**Task brief:** Return the records exactly as they are.

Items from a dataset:
[Begin]

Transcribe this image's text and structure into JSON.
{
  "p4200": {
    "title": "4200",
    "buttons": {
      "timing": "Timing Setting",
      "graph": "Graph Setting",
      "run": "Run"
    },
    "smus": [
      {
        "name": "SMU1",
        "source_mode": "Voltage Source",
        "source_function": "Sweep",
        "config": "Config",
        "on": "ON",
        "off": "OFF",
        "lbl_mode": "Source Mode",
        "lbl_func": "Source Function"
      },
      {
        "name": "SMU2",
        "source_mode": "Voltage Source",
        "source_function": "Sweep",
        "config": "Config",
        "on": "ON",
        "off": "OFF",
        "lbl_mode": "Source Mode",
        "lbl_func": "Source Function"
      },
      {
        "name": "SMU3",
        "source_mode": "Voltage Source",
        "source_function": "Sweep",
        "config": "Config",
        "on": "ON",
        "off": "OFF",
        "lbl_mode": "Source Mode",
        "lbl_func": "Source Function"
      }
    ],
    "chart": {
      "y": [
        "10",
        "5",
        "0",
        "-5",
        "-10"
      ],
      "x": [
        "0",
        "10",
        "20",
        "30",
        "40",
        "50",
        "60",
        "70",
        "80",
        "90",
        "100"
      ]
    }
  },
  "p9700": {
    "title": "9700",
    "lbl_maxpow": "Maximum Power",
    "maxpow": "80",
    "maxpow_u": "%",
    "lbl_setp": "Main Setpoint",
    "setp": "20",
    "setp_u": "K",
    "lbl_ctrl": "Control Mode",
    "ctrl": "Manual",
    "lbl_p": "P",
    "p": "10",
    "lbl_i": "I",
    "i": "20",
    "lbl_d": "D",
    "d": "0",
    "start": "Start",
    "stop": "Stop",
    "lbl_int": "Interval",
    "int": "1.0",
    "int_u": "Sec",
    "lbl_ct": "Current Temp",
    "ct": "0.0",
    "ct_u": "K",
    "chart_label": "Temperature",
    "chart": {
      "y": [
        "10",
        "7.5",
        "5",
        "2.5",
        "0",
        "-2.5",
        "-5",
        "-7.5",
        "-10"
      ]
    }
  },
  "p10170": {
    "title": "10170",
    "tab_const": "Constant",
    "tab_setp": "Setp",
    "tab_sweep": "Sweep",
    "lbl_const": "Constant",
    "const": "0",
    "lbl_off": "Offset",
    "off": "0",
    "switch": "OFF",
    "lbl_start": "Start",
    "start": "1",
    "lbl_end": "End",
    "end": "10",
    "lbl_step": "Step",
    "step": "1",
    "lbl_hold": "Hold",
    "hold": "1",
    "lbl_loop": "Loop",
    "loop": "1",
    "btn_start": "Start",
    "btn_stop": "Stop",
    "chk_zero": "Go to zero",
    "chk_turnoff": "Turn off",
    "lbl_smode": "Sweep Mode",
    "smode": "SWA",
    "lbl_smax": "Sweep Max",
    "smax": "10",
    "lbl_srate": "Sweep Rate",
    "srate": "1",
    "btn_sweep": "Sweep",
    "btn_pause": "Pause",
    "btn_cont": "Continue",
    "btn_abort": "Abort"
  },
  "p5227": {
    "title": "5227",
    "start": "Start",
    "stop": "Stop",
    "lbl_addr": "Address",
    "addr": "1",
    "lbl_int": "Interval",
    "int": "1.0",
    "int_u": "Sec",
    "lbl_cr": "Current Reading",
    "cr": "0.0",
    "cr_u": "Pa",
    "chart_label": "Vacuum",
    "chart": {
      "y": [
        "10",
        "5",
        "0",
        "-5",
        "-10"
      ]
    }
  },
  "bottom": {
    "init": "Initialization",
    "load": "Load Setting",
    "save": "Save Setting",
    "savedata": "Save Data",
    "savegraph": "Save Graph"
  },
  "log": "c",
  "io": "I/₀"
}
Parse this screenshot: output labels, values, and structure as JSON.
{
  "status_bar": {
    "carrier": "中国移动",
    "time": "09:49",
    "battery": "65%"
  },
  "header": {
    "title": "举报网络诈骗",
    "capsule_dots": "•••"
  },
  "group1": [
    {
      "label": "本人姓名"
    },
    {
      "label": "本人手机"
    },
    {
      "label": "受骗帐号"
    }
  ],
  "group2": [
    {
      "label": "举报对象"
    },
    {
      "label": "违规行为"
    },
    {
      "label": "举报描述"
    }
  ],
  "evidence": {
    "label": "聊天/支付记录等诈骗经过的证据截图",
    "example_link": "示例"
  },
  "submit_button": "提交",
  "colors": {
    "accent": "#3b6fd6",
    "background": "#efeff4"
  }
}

[End]

**Exercise response:**
Transcribe this image's text and structure into JSON.
{
  "p4200": {
    "title": "4200",
    "buttons": {
      "timing": "Timing Setting",
      "graph": "Graph Setting",
      "run": "Run"
    },
    "smus": [
      {
        "name": "SMU1",
        "source_mode": "Voltage Source",
        "source_function": "Sweep",
        "config": "Config",
        "on": "ON",
        "off": "OFF",
        "lbl_mode": "Source Mode",
        "lbl_func": "Source Function"
      },
      {
        "name": "SMU2",
        "source_mode": "Voltage Source",
        "source_function": "Sweep",
        "config": "Config",
        "on": "ON",
        "off": "OFF",
        "lbl_mode": "Source Mode",
        "lbl_func": "Source Function"
      },
      {
        "name": "SMU3",
        "source_mode": "Voltage Source",
        "source_function": "Sweep",
        "config": "Config",
        "on": "ON",
        "off": "OFF",
        "lbl_mode": "Source Mode",
        "lbl_func": "Source Function"
      }
    ],
    "chart": {
      "y": [
        "10",
        "5",
        "0",
        "-5",
        "-10"
      ],
      "x": [
        "0",
        "10",
        "20",
        "30",
        "40",
        "50",
        "60",
        "70",
        "80",
        "90",
        "100"
      ]
    }
  },
  "p9700": {
    "title": "9700",
    "lbl_maxpow": "Maximum Power",
    "maxpow": "80",
    "maxpow_u": "%",
    "lbl_setp": "Main Setpoint",
    "setp": "20",
    "setp_u": "K",
    "lbl_ctrl": "Control Mode",
    "ctrl": "Manual",
    "lbl_p": "P",
    "p": "10",
    "lbl_i": "I",
    "i": "20",
    "lbl_d": "D",
    "d": "0",
    "start": "Start",
    "stop": "Stop",
    "lbl_int": "Interval",
    "int": "1.0",
    "int_u": "Sec",
    "lbl_ct": "Current Temp",
    "ct": "0.0",
    "ct_u": "K",
    "chart_label": "Temperature",
    "chart": {
      "y": [
        "10",
        "7.5",
        "5",
        "2.5",
        "0",
        "-2.5",
        "-5",
        "-7.5",
        "-10"
      ]
    }
  },
  "p10170": {
    "title": "10170",
    "tab_const": "Constant",
    "tab_setp": "Setp",
    "tab_sweep": "Sweep",
    "lbl_const": "Constant",
    "const": "0",
    "lbl_off": "Offset",
    "off": "0",
    "switch": "OFF",
    "lbl_start": "Start",
    "start": "1",
    "lbl_end": "End",
    "end": "10",
    "lbl_step": "Step",
    "step": "1",
    "lbl_hold": "Hold",
    "hold": "1",
    "lbl_loop": "Loop",
    "loop": "1",
    "btn_start": "Start",
    "btn_stop": "Stop",
    "chk_zero": "Go to zero",
    "chk_turnoff": "Turn off",
    "lbl_smode": "Sweep Mode",
    "smode": "SWA",
    "lbl_smax": "Sweep Max",
    "smax": "10",
    "lbl_srate": "Sweep Rate",
    "srate": "1",
    "btn_sweep": "Sweep",
    "btn_pause": "Pause",
    "btn_cont": "Continue",
    "btn_abort": "Abort"
  },
  "p5227": {
    "title": "5227",
    "start": "Start",
    "stop": "Stop",
    "lbl_addr": "Address",
    "addr": "1",
    "lbl_int": "Interval",
    "int": "1.0",
    "int_u": "Sec",
    "lbl_cr": "Current Reading",
    "cr": "0.0",
    "cr_u": "Pa",
    "chart_label": "Vacuum",
    "chart": {
      "y": [
        "10",
        "5",
        "0",
        "-5",
        "-10"
      ]
    }
  },
  "bottom": {
    "init": "Initialization",
    "load": "Load Setting",
    "save": "Save Setting",
    "savedata": "Save Data",
    "savegraph": "Save Graph"
  },
  "log": "c",
  "io": "I/₀"
}
Parse this screenshot: output labels, values, and structure as JSON.
{
  "status_bar": {
    "carrier": "中国移动",
    "time": "09:49",
    "battery": "65%"
  },
  "header": {
    "title": "举报网络诈骗",
    "capsule_dots": "•••"
  },
  "group1": [
    {
      "label": "本人姓名"
    },
    {
      "label": "本人手机"
    },
    {
      "label": "受骗帐号"
    }
  ],
  "group2": [
    {
      "label": "举报对象"
    },
    {
      "label": "违规行为"
    },
    {
      "label": "举报描述"
    }
  ],
  "evidence": {
    "label": "聊天/支付记录等诈骗经过的证据截图",
    "example_link": "示例"
  },
  "submit_button": "提交",
  "colors": {
    "accent": "#3b6fd6",
    "background": "#efeff4"
  }
}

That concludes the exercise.